(WHAT THE EXERCISE ASKS): Pictures should be excluded; otherwise, copy every entry exactly.

-- start of PROVIDED MATERIAL --

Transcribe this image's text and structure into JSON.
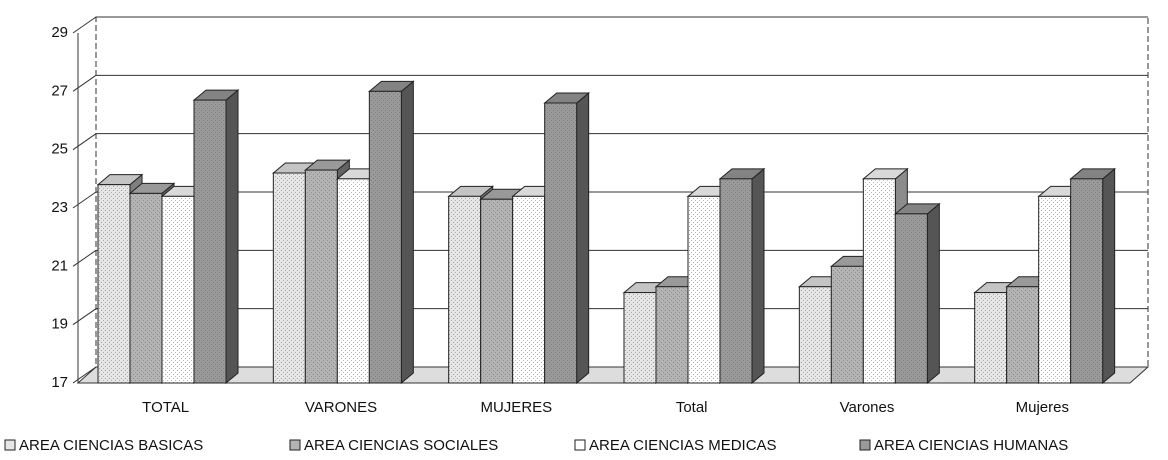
{
  "chart_data": {
    "type": "bar3d",
    "categories": [
      "TOTAL",
      "VARONES",
      "MUJERES",
      "Total",
      "Varones",
      "Mujeres"
    ],
    "series": [
      {
        "name": "AREA CIENCIAS BASICAS",
        "color": "#e6e6e6",
        "values": [
          23.8,
          24.2,
          23.4,
          20.1,
          20.3,
          20.1
        ]
      },
      {
        "name": "AREA CIENCIAS SOCIALES",
        "color": "#b4b4b4",
        "values": [
          23.5,
          24.3,
          23.3,
          20.3,
          21.0,
          20.3
        ]
      },
      {
        "name": "AREA CIENCIAS MEDICAS",
        "color": "#ffffff",
        "values": [
          23.4,
          24.0,
          23.4,
          23.4,
          24.0,
          23.4
        ]
      },
      {
        "name": "AREA CIENCIAS HUMANAS",
        "color": "#9a9a9a",
        "values": [
          26.7,
          27.0,
          26.6,
          24.0,
          22.8,
          24.0
        ]
      }
    ],
    "ylim": [
      17,
      29
    ],
    "yticks": [
      17,
      19,
      21,
      23,
      25,
      27,
      29
    ],
    "grid": true
  }
}
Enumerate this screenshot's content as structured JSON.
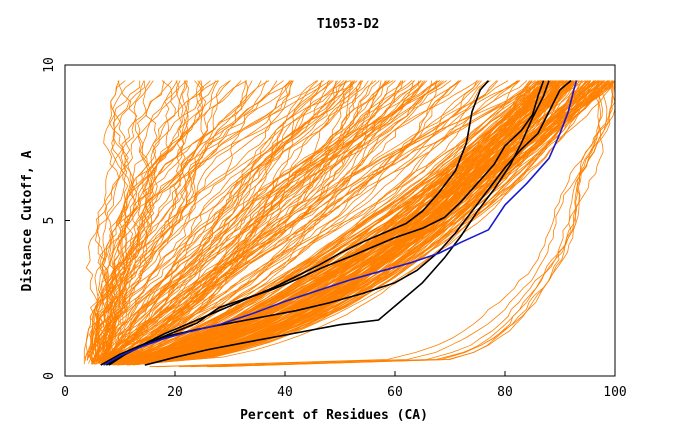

-- end of PROVIDED MATERIAL --

(TASK RESULT):
Transcribe this image's text and structure into JSON.
{
  "chart_data": {
    "type": "bar3d",
    "categories": [
      "TOTAL",
      "VARONES",
      "MUJERES",
      "Total",
      "Varones",
      "Mujeres"
    ],
    "series": [
      {
        "name": "AREA CIENCIAS BASICAS",
        "color": "#e6e6e6",
        "values": [
          23.8,
          24.2,
          23.4,
          20.1,
          20.3,
          20.1
        ]
      },
      {
        "name": "AREA CIENCIAS SOCIALES",
        "color": "#b4b4b4",
        "values": [
          23.5,
          24.3,
          23.3,
          20.3,
          21.0,
          20.3
        ]
      },
      {
        "name": "AREA CIENCIAS MEDICAS",
        "color": "#ffffff",
        "values": [
          23.4,
          24.0,
          23.4,
          23.4,
          24.0,
          23.4
        ]
      },
      {
        "name": "AREA CIENCIAS HUMANAS",
        "color": "#9a9a9a",
        "values": [
          26.7,
          27.0,
          26.6,
          24.0,
          22.8,
          24.0
        ]
      }
    ],
    "ylim": [
      17,
      29
    ],
    "yticks": [
      17,
      19,
      21,
      23,
      25,
      27,
      29
    ],
    "grid": true
  }
}
Enumerate this screenshot's content as structured JSON.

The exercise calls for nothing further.